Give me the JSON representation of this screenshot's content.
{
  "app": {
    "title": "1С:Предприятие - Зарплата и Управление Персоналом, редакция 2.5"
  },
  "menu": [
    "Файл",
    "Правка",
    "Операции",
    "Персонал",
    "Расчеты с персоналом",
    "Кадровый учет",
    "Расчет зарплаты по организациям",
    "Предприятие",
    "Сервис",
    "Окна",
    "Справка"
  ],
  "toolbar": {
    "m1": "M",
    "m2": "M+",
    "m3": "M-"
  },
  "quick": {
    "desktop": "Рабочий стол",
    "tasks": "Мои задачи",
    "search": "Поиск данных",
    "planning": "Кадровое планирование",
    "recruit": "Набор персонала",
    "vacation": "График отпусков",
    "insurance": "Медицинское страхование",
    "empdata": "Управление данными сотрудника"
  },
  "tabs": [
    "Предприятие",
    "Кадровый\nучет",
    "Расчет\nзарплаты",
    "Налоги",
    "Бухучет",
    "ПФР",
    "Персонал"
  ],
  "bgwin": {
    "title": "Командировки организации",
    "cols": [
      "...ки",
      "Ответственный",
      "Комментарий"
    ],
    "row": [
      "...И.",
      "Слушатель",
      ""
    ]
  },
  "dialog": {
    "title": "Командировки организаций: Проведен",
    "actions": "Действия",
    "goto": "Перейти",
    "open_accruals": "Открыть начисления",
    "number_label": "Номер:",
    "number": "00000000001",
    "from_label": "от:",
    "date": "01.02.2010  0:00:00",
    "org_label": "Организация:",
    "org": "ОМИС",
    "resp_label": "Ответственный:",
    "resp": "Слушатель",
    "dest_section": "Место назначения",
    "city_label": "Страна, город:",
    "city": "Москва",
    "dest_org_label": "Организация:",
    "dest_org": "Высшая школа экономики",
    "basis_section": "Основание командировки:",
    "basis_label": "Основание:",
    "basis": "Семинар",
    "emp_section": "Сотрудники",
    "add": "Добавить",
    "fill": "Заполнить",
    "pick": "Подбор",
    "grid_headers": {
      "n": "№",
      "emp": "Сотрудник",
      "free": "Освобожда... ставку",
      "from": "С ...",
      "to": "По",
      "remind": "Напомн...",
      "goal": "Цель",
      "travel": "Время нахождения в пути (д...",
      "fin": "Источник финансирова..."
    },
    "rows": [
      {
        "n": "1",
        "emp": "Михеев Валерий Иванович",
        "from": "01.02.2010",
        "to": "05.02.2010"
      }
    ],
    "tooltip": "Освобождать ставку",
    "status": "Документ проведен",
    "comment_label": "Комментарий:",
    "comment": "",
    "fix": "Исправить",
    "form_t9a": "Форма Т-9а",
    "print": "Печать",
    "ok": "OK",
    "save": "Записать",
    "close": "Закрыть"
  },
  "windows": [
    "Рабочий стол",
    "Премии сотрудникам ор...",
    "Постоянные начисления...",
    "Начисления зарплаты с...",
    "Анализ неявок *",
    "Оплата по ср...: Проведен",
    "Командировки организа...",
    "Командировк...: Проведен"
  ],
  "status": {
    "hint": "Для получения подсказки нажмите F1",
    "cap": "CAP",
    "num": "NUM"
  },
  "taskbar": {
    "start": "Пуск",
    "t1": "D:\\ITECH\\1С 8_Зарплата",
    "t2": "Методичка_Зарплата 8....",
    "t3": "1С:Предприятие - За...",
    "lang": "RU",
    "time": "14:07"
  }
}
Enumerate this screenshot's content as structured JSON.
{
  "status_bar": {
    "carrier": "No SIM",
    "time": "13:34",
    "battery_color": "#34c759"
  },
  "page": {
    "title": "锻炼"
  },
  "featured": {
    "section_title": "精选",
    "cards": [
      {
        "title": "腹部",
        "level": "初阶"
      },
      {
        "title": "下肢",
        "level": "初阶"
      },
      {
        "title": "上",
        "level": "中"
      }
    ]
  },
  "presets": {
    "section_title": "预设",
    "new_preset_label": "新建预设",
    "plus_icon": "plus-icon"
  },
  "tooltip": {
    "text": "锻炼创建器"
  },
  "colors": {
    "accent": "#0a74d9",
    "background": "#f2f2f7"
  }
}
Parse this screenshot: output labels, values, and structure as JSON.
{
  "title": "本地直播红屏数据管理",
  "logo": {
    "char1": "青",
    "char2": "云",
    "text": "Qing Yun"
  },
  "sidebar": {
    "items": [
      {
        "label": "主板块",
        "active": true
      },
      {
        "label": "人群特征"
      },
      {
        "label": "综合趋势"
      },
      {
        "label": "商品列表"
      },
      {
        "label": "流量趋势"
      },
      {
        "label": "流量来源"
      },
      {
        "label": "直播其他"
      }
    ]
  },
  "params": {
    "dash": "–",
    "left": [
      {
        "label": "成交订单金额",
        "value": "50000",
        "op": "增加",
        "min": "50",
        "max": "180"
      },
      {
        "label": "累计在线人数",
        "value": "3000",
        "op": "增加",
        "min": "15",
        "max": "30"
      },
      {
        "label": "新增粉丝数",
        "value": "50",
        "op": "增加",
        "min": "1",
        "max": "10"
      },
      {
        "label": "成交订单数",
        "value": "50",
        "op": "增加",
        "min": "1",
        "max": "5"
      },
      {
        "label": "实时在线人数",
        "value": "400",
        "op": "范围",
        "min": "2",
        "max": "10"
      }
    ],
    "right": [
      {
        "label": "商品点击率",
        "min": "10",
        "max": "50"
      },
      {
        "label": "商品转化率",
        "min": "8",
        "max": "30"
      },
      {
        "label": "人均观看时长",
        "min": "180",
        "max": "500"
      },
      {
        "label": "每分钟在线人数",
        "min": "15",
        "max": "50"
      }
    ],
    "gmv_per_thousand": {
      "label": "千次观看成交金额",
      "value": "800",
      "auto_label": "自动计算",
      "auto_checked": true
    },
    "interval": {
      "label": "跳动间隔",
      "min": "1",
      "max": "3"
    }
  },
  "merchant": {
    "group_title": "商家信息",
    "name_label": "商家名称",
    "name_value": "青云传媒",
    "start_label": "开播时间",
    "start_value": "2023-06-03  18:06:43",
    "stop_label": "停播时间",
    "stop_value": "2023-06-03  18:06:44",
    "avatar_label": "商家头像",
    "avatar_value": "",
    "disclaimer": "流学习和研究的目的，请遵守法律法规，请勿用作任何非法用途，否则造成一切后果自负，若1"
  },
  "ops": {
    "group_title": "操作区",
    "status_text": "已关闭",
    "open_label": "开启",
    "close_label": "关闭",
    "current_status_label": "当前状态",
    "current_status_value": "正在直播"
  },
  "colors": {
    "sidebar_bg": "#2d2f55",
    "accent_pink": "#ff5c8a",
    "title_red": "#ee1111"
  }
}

+===+

- EXERCISE DESCRIPTION:
Repeat the data above, word for word.

- THE ANSWER:
Give me the JSON representation of this screenshot's content.
{
  "app": {
    "title": "1С:Предприятие - Зарплата и Управление Персоналом, редакция 2.5"
  },
  "menu": [
    "Файл",
    "Правка",
    "Операции",
    "Персонал",
    "Расчеты с персоналом",
    "Кадровый учет",
    "Расчет зарплаты по организациям",
    "Предприятие",
    "Сервис",
    "Окна",
    "Справка"
  ],
  "toolbar": {
    "m1": "M",
    "m2": "M+",
    "m3": "M-"
  },
  "quick": {
    "desktop": "Рабочий стол",
    "tasks": "Мои задачи",
    "search": "Поиск данных",
    "planning": "Кадровое планирование",
    "recruit": "Набор персонала",
    "vacation": "График отпусков",
    "insurance": "Медицинское страхование",
    "empdata": "Управление данными сотрудника"
  },
  "tabs": [
    "Предприятие",
    "Кадровый\nучет",
    "Расчет\nзарплаты",
    "Налоги",
    "Бухучет",
    "ПФР",
    "Персонал"
  ],
  "bgwin": {
    "title": "Командировки организации",
    "cols": [
      "...ки",
      "Ответственный",
      "Комментарий"
    ],
    "row": [
      "...И.",
      "Слушатель",
      ""
    ]
  },
  "dialog": {
    "title": "Командировки организаций: Проведен",
    "actions": "Действия",
    "goto": "Перейти",
    "open_accruals": "Открыть начисления",
    "number_label": "Номер:",
    "number": "00000000001",
    "from_label": "от:",
    "date": "01.02.2010  0:00:00",
    "org_label": "Организация:",
    "org": "ОМИС",
    "resp_label": "Ответственный:",
    "resp": "Слушатель",
    "dest_section": "Место назначения",
    "city_label": "Страна, город:",
    "city": "Москва",
    "dest_org_label": "Организация:",
    "dest_org": "Высшая школа экономики",
    "basis_section": "Основание командировки:",
    "basis_label": "Основание:",
    "basis": "Семинар",
    "emp_section": "Сотрудники",
    "add": "Добавить",
    "fill": "Заполнить",
    "pick": "Подбор",
    "grid_headers": {
      "n": "№",
      "emp": "Сотрудник",
      "free": "Освобожда... ставку",
      "from": "С ...",
      "to": "По",
      "remind": "Напомн...",
      "goal": "Цель",
      "travel": "Время нахождения в пути (д...",
      "fin": "Источник финансирова..."
    },
    "rows": [
      {
        "n": "1",
        "emp": "Михеев Валерий Иванович",
        "from": "01.02.2010",
        "to": "05.02.2010"
      }
    ],
    "tooltip": "Освобождать ставку",
    "status": "Документ проведен",
    "comment_label": "Комментарий:",
    "comment": "",
    "fix": "Исправить",
    "form_t9a": "Форма Т-9а",
    "print": "Печать",
    "ok": "OK",
    "save": "Записать",
    "close": "Закрыть"
  },
  "windows": [
    "Рабочий стол",
    "Премии сотрудникам ор...",
    "Постоянные начисления...",
    "Начисления зарплаты с...",
    "Анализ неявок *",
    "Оплата по ср...: Проведен",
    "Командировки организа...",
    "Командировк...: Проведен"
  ],
  "status": {
    "hint": "Для получения подсказки нажмите F1",
    "cap": "CAP",
    "num": "NUM"
  },
  "taskbar": {
    "start": "Пуск",
    "t1": "D:\\ITECH\\1С 8_Зарплата",
    "t2": "Методичка_Зарплата 8....",
    "t3": "1С:Предприятие - За...",
    "lang": "RU",
    "time": "14:07"
  }
}
Enumerate this screenshot's content as structured JSON.
{
  "status_bar": {
    "carrier": "No SIM",
    "time": "13:34",
    "battery_color": "#34c759"
  },
  "page": {
    "title": "锻炼"
  },
  "featured": {
    "section_title": "精选",
    "cards": [
      {
        "title": "腹部",
        "level": "初阶"
      },
      {
        "title": "下肢",
        "level": "初阶"
      },
      {
        "title": "上",
        "level": "中"
      }
    ]
  },
  "presets": {
    "section_title": "预设",
    "new_preset_label": "新建预设",
    "plus_icon": "plus-icon"
  },
  "tooltip": {
    "text": "锻炼创建器"
  },
  "colors": {
    "accent": "#0a74d9",
    "background": "#f2f2f7"
  }
}
Parse this screenshot: output labels, values, and structure as JSON.
{
  "title": "本地直播红屏数据管理",
  "logo": {
    "char1": "青",
    "char2": "云",
    "text": "Qing Yun"
  },
  "sidebar": {
    "items": [
      {
        "label": "主板块",
        "active": true
      },
      {
        "label": "人群特征"
      },
      {
        "label": "综合趋势"
      },
      {
        "label": "商品列表"
      },
      {
        "label": "流量趋势"
      },
      {
        "label": "流量来源"
      },
      {
        "label": "直播其他"
      }
    ]
  },
  "params": {
    "dash": "–",
    "left": [
      {
        "label": "成交订单金额",
        "value": "50000",
        "op": "增加",
        "min": "50",
        "max": "180"
      },
      {
        "label": "累计在线人数",
        "value": "3000",
        "op": "增加",
        "min": "15",
        "max": "30"
      },
      {
        "label": "新增粉丝数",
        "value": "50",
        "op": "增加",
        "min": "1",
        "max": "10"
      },
      {
        "label": "成交订单数",
        "value": "50",
        "op": "增加",
        "min": "1",
        "max": "5"
      },
      {
        "label": "实时在线人数",
        "value": "400",
        "op": "范围",
        "min": "2",
        "max": "10"
      }
    ],
    "right": [
      {
        "label": "商品点击率",
        "min": "10",
        "max": "50"
      },
      {
        "label": "商品转化率",
        "min": "8",
        "max": "30"
      },
      {
        "label": "人均观看时长",
        "min": "180",
        "max": "500"
      },
      {
        "label": "每分钟在线人数",
        "min": "15",
        "max": "50"
      }
    ],
    "gmv_per_thousand": {
      "label": "千次观看成交金额",
      "value": "800",
      "auto_label": "自动计算",
      "auto_checked": true
    },
    "interval": {
      "label": "跳动间隔",
      "min": "1",
      "max": "3"
    }
  },
  "merchant": {
    "group_title": "商家信息",
    "name_label": "商家名称",
    "name_value": "青云传媒",
    "start_label": "开播时间",
    "start_value": "2023-06-03  18:06:43",
    "stop_label": "停播时间",
    "stop_value": "2023-06-03  18:06:44",
    "avatar_label": "商家头像",
    "avatar_value": "",
    "disclaimer": "流学习和研究的目的，请遵守法律法规，请勿用作任何非法用途，否则造成一切后果自负，若1"
  },
  "ops": {
    "group_title": "操作区",
    "status_text": "已关闭",
    "open_label": "开启",
    "close_label": "关闭",
    "current_status_label": "当前状态",
    "current_status_value": "正在直播"
  },
  "colors": {
    "sidebar_bg": "#2d2f55",
    "accent_pink": "#ff5c8a",
    "title_red": "#ee1111"
  }
}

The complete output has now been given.